Neural Network Model

This file creates and trains the neural network metadata classification model.

The neural network model performs learning rate hyperparameter tuning due to the variable levels of abstraction within the taxonomic tree. The training process makes use of 5-fold cross validation to evaluate the models performance for each hyperparameter, using balanced accuracy as the evaluating metric. A best-model save policy is enforced using the mean accuracy across the 5-folds.

Attributes:

Name	Type	Description
`root_path`	`str`	The path to the project root.
`data_destination`	`str`	The path to where the neural network model and its training accuracy is saved.

`make_model(input_dimension, classes)`

This method creates a new neural network model.

This neural network has the following architecture: A variable input due to the varying number of input features. Two densely interconnected layers of 80 and 60 neurons each with RELU activation functions. Finally, a softmax output layer.

Parameters:

Name	Type	Description	Default
`input_dimension`	`int`	The number of input features to the neural network	required
`classes`	`int`	The number of classes that should be classified in the output layer.	required

Returns:

Type	Description
`keras.Sequential`	The model constructed in the specified architecture, with appropriate input and output dimensions.

Source code in src/models/meta/neural_network_model.py

def make_model(input_dimension: int, classes: int) -> keras.Sequential:
    """This method creates a new neural network model.

    This neural network has the following architecture:
    A variable input due to the varying number of input features.
    Two densely interconnected layers of 80 and 60 neurons each with RELU activation functions.
    Finally, a softmax output layer.

    Args:
        input_dimension (int): The number of input features to the neural network
        classes (int): The number of classes that should be classified in the output layer.

    Returns:
        (keras.Sequential): The model constructed in the specified architecture, with appropriate input and output dimensions.
    """
    model = keras.Sequential()
    model.add(Dense(input_dimension, input_shape=(input_dimension,), activation='relu'))
    model.add(Dense(80, activation='relu'))
    model.add(Dense(60, activation='relu'))
    model.add(Dense(classes, activation='softmax'))
    return model

`neural_network_process(df, taxon_target, model_name, score_file, validation_file)`

This method specified the neural network modelling process

Specifically this method, calls the required pipeline (neural network pipeline) to generate the features and labels required for training. Then, calls the training process to use the data.

Parameters:

Name	Type	Description	Default
`df`	`DataFrame`	The dataframe containing all data for each observation.	required
`taxon_target`	`str`	The taxonomic target level, to extract the correct labels (taxon_family_name, taxon_genus_name, taxon_species_name, subspecies)	required
`model_name`	`str`	The name of the model type being trained. In this case 'Neural network'.	required
`score_file`	`str`	The filename of where the training data will be stored. This will have the same location as where the model is saved.	required
`validation_file`	`str`	The name of the file where the validation data will be stored. Also informs the name of the saved models.	required

Source code in src/models/meta/neural_network_model.py

def neural_network_process(df: pd.DataFrame, taxon_target: str, model_name: str, score_file: str, validation_file: str):
    """This method specified the neural network modelling process

    Specifically this method, calls the required pipeline (neural network pipeline) to generate the features and labels required for training.
####################
Given task: Continue the neural network model documentation from the point where it stops.

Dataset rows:
####################
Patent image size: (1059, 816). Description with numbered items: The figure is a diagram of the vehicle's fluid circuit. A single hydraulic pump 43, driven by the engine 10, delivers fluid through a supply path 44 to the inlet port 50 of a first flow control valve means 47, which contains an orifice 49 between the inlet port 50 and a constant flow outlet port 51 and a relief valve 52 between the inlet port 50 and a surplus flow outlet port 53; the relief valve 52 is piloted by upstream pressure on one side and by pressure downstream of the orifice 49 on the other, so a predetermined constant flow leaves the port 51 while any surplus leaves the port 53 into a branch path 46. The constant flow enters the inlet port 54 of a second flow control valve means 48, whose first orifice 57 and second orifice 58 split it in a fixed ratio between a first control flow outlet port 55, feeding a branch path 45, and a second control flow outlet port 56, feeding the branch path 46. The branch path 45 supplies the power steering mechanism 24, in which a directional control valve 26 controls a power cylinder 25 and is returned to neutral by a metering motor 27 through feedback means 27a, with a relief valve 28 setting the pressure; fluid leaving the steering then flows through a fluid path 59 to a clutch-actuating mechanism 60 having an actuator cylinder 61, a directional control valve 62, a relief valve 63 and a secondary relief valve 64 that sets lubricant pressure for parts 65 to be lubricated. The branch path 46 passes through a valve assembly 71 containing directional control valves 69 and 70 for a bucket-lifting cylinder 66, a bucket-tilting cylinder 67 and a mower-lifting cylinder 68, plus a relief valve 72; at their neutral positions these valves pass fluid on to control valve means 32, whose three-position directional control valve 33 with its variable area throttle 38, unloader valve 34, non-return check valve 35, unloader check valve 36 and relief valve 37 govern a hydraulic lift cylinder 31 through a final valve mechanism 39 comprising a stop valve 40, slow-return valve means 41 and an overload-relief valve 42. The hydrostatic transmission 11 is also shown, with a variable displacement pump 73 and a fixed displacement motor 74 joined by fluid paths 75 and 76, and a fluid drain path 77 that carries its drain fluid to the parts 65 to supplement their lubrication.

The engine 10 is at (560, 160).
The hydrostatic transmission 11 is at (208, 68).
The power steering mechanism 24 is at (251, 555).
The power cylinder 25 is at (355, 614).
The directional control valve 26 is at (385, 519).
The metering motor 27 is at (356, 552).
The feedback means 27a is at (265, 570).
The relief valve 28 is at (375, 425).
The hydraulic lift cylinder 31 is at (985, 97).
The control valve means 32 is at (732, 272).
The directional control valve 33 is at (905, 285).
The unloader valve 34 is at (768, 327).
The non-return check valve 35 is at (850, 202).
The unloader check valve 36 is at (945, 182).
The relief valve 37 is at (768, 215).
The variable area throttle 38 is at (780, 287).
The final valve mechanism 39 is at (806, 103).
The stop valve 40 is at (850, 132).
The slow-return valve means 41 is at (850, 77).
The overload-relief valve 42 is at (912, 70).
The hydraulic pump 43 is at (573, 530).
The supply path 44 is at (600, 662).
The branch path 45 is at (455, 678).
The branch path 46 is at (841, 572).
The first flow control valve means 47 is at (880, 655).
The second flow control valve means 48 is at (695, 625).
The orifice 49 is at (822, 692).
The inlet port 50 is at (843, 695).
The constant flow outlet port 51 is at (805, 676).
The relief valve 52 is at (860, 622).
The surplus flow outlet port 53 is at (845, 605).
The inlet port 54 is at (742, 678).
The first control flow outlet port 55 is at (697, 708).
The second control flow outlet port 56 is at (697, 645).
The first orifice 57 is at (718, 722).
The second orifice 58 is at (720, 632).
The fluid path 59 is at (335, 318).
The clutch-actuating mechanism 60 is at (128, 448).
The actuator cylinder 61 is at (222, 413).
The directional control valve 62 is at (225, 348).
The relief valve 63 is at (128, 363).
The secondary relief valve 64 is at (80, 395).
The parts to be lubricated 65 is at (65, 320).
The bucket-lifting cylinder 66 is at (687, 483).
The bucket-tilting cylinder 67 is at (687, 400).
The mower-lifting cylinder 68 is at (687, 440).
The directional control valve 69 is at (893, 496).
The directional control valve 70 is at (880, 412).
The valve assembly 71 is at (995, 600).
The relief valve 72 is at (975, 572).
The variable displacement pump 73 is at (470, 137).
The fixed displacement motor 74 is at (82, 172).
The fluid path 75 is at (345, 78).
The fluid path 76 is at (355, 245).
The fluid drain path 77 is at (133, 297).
####################
Output of the task:
    Then, calls the training process to use the data.

    Args:
        df (DataFrame): The dataframe containing all data for each observation.
        taxon_target (str): The taxonomic target level, to extract the correct labels (taxon_family_name, taxon_genus_name, taxon_species_name, subspecies)
        model_name (str): The name of the model type being trained. In this case 'Neural network'.
        score_file (str): The filename of where the training data will be stored. This will have the same location as where the model is saved.
        validation_file (str): The name of the file where the validation data will be stored. Also informs the name of the saved models.
    """
    X, y, classes = pipelines.neural_network_data(df, taxon_target, validation_file)  # Processing and formatting
    train_neural_network(X, y, classes, model_name, score_file)  # Training and evaluation

`train_neural_network(X, y, classes, model_name, score_file)`

This method performs the neural network model training and hyperparameter tuning.

Hyperparameter tuning aims to determine the optimal learning rate for each classification model. The learning rates tuned over include: [0.1, 0.01, 0.001, 0.0001]. Learning rate was selected due to the varying levels of abstractions within the taxonomic cascading structure. This process makes use of a best-model save policy based on the mean categorical accuracy (balanced accuracy) evaluation metric.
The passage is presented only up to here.